• PROBLEM DESCRIPTION: An exact copy of all the data is required, with pictures left out.

• ROWS:
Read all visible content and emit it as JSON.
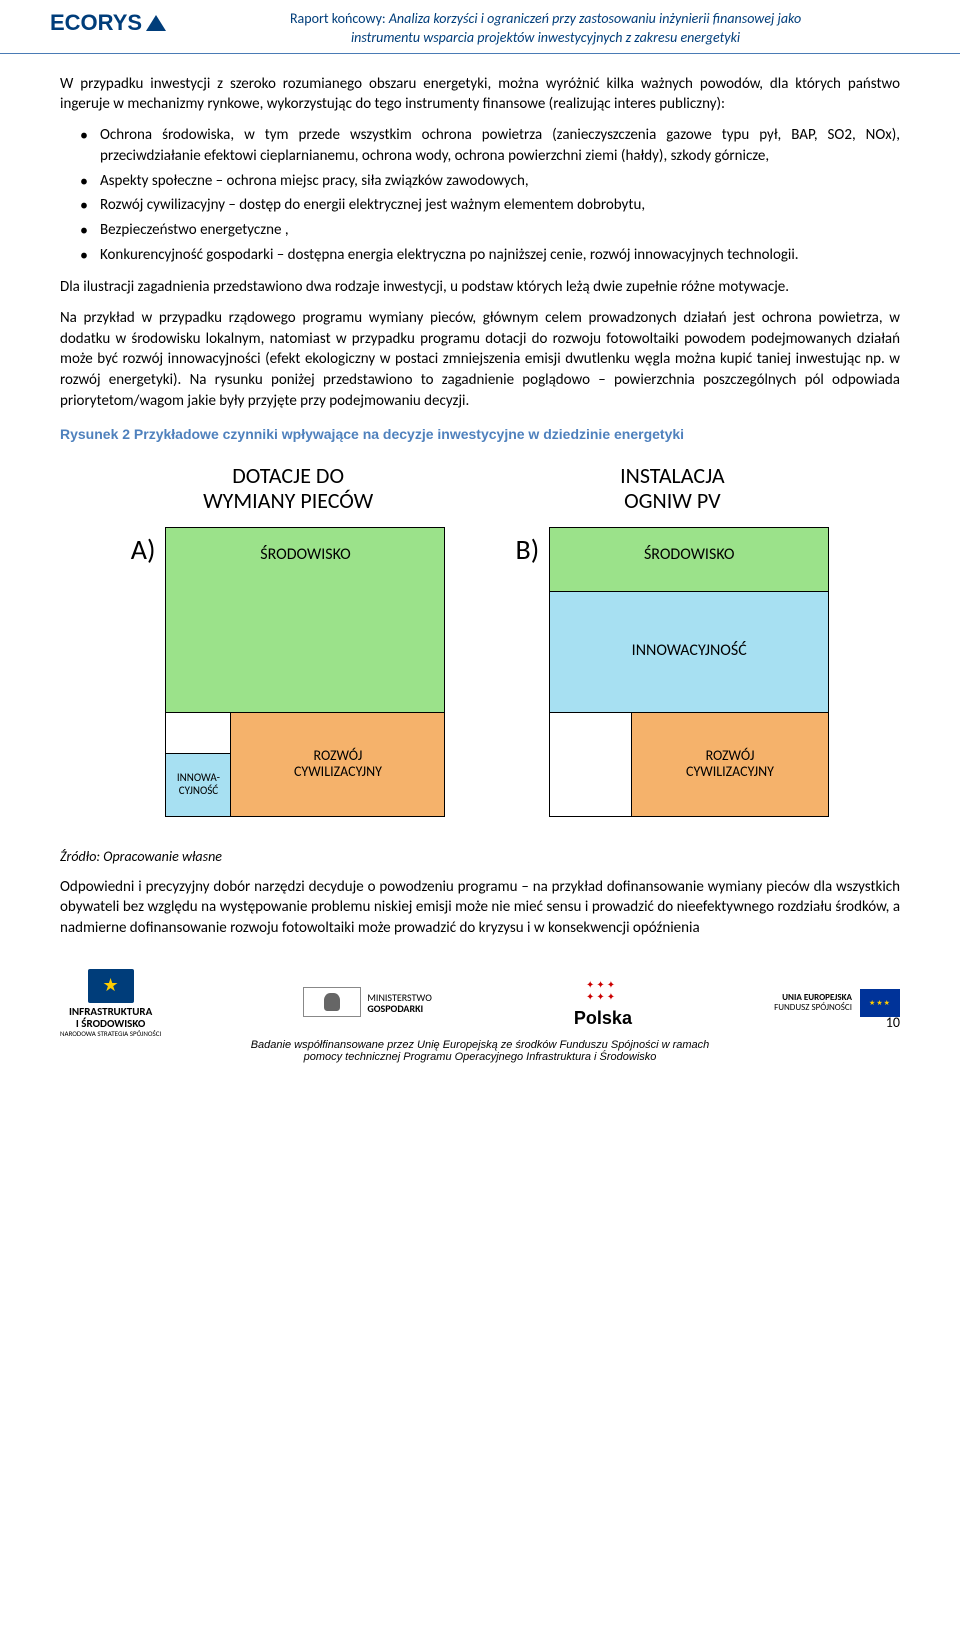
{
  "header": {
    "logo_text": "ECORYS",
    "title_prefix": "Raport końcowy: ",
    "title_italic1": "Analiza korzyści i ograniczeń przy zastosowaniu inżynierii finansowej jako",
    "title_italic2": "instrumentu wsparcia projektów inwestycyjnych z zakresu energetyki"
  },
  "body": {
    "p1": "W przypadku inwestycji z szeroko rozumianego obszaru energetyki, można wyróżnić kilka ważnych powodów, dla których państwo ingeruje w mechanizmy rynkowe, wykorzystując do tego instrumenty finansowe (realizując interes publiczny):",
    "bullets": [
      "Ochrona środowiska, w tym przede wszystkim ochrona powietrza (zanieczyszczenia gazowe typu pył, BAP, SO2, NOx), przeciwdziałanie efektowi cieplarnianemu, ochrona wody, ochrona powierzchni ziemi (hałdy), szkody górnicze,",
      "Aspekty społeczne – ochrona miejsc pracy, siła związków zawodowych,",
      "Rozwój cywilizacyjny – dostęp do energii elektrycznej jest ważnym elementem dobrobytu,",
      "Bezpieczeństwo energetyczne ,",
      "Konkurencyjność gospodarki – dostępna energia elektryczna po najniższej cenie, rozwój innowacyjnych technologii."
    ],
    "p2": "Dla ilustracji zagadnienia przedstawiono dwa rodzaje inwestycji, u podstaw których leżą dwie zupełnie różne motywacje.",
    "p3": "Na przykład w przypadku rządowego programu wymiany pieców, głównym celem prowadzonych działań jest ochrona powietrza, w dodatku w środowisku lokalnym, natomiast w przypadku programu dotacji do rozwoju fotowoltaiki powodem podejmowanych działań może być rozwój innowacyjności (efekt ekologiczny w postaci zmniejszenia emisji dwutlenku węgla można kupić taniej inwestując np. w rozwój energetyki).  Na rysunku poniżej przedstawiono to zagadnienie poglądowo – powierzchnia poszczególnych pól odpowiada priorytetom/wagom jakie były przyjęte przy podejmowaniu decyzji.",
    "figure_caption": "Rysunek 2 Przykładowe czynniki wpływające na decyzje inwestycyjne w dziedzinie energetyki",
    "source": "Źródło: Opracowanie własne",
    "p4": "Odpowiedni i precyzyjny dobór narzędzi decyduje o powodzeniu programu – na przykład dofinansowanie wymiany pieców dla wszystkich obywateli bez względu na występowanie problemu niskiej emisji może nie mieć sensu i prowadzić do nieefektywnego rozdziału środków, a nadmierne dofinansowanie rozwoju fotowoltaiki może prowadzić do kryzysu i w konsekwencji opóźnienia"
  },
  "diagram": {
    "col_a": {
      "title_l1": "DOTACJE DO",
      "title_l2": "WYMIANY PIECÓW",
      "letter": "A)"
    },
    "col_b": {
      "title_l1": "INSTALACJA",
      "title_l2": "OGNIW PV",
      "letter": "B)"
    },
    "labels": {
      "srodowisko": "ŚRODOWISKO",
      "rozwoj_l1": "ROZWÓJ",
      "rozwoj_l2": "CYWILIZACYJNY",
      "innowa_l1": "INNOWA-",
      "innowa_l2": "CYJNOŚĆ",
      "innowacyjnosc": "INNOWACYJNOŚĆ"
    },
    "colors": {
      "environment": "#9be28a",
      "civilization": "#f5b26b",
      "innovation": "#a7e0f2",
      "border": "#000000"
    }
  },
  "footer": {
    "logo1_l1": "INFRASTRUKTURA",
    "logo1_l2": "I ŚRODOWISKO",
    "logo1_l3": "NARODOWA STRATEGIA SPÓJNOŚCI",
    "logo2_l1": "MINISTERSTWO",
    "logo2_l2": "GOSPODARKI",
    "logo3": "Polska",
    "logo4_l1": "UNIA EUROPEJSKA",
    "logo4_l2": "FUNDUSZ SPÓJNOŚCI",
    "text_l1": "Badanie współfinansowane przez Unię Europejską ze środków Funduszu Spójności w ramach",
    "text_l2": "pomocy technicznej Programu Operacyjnego Infrastruktura i Środowisko",
    "page": "10"
  }
}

• ANSWER TO THE PROBLEM:
Read all visible content and emit it as JSON.
{
  "header": {
    "logo_text": "ECORYS",
    "title_prefix": "Raport końcowy: ",
    "title_italic1": "Analiza korzyści i ograniczeń przy zastosowaniu inżynierii finansowej jako",
    "title_italic2": "instrumentu wsparcia projektów inwestycyjnych z zakresu energetyki"
  },
  "body": {
    "p1": "W przypadku inwestycji z szeroko rozumianego obszaru energetyki, można wyróżnić kilka ważnych powodów, dla których państwo ingeruje w mechanizmy rynkowe, wykorzystując do tego instrumenty finansowe (realizując interes publiczny):",
    "bullets": [
      "Ochrona środowiska, w tym przede wszystkim ochrona powietrza (zanieczyszczenia gazowe typu pył, BAP, SO2, NOx), przeciwdziałanie efektowi cieplarnianemu, ochrona wody, ochrona powierzchni ziemi (hałdy), szkody górnicze,",
      "Aspekty społeczne – ochrona miejsc pracy, siła związków zawodowych,",
      "Rozwój cywilizacyjny – dostęp do energii elektrycznej jest ważnym elementem dobrobytu,",
      "Bezpieczeństwo energetyczne ,",
      "Konkurencyjność gospodarki – dostępna energia elektryczna po najniższej cenie, rozwój innowacyjnych technologii."
    ],
    "p2": "Dla ilustracji zagadnienia przedstawiono dwa rodzaje inwestycji, u podstaw których leżą dwie zupełnie różne motywacje.",
    "p3": "Na przykład w przypadku rządowego programu wymiany pieców, głównym celem prowadzonych działań jest ochrona powietrza, w dodatku w środowisku lokalnym, natomiast w przypadku programu dotacji do rozwoju fotowoltaiki powodem podejmowanych działań może być rozwój innowacyjności (efekt ekologiczny w postaci zmniejszenia emisji dwutlenku węgla można kupić taniej inwestując np. w rozwój energetyki).  Na rysunku poniżej przedstawiono to zagadnienie poglądowo – powierzchnia poszczególnych pól odpowiada priorytetom/wagom jakie były przyjęte przy podejmowaniu decyzji.",
    "figure_caption": "Rysunek 2 Przykładowe czynniki wpływające na decyzje inwestycyjne w dziedzinie energetyki",
    "source": "Źródło: Opracowanie własne",
    "p4": "Odpowiedni i precyzyjny dobór narzędzi decyduje o powodzeniu programu – na przykład dofinansowanie wymiany pieców dla wszystkich obywateli bez względu na występowanie problemu niskiej emisji może nie mieć sensu i prowadzić do nieefektywnego rozdziału środków, a nadmierne dofinansowanie rozwoju fotowoltaiki może prowadzić do kryzysu i w konsekwencji opóźnienia"
  },
  "diagram": {
    "col_a": {
      "title_l1": "DOTACJE DO",
      "title_l2": "WYMIANY PIECÓW",
      "letter": "A)"
    },
    "col_b": {
      "title_l1": "INSTALACJA",
      "title_l2": "OGNIW PV",
      "letter": "B)"
    },
    "labels": {
      "srodowisko": "ŚRODOWISKO",
      "rozwoj_l1": "ROZWÓJ",
      "rozwoj_l2": "CYWILIZACYJNY",
      "innowa_l1": "INNOWA-",
      "innowa_l2": "CYJNOŚĆ",
      "innowacyjnosc": "INNOWACYJNOŚĆ"
    },
    "colors": {
      "environment": "#9be28a",
      "civilization": "#f5b26b",
      "innovation": "#a7e0f2",
      "border": "#000000"
    }
  },
  "footer": {
    "logo1_l1": "INFRASTRUKTURA",
    "logo1_l2": "I ŚRODOWISKO",
    "logo1_l3": "NARODOWA STRATEGIA SPÓJNOŚCI",
    "logo2_l1": "MINISTERSTWO",
    "logo2_l2": "GOSPODARKI",
    "logo3": "Polska",
    "logo4_l1": "UNIA EUROPEJSKA",
    "logo4_l2": "FUNDUSZ SPÓJNOŚCI",
    "text_l1": "Badanie współfinansowane przez Unię Europejską ze środków Funduszu Spójności w ramach",
    "text_l2": "pomocy technicznej Programu Operacyjnego Infrastruktura i Środowisko",
    "page": "10"
  }
}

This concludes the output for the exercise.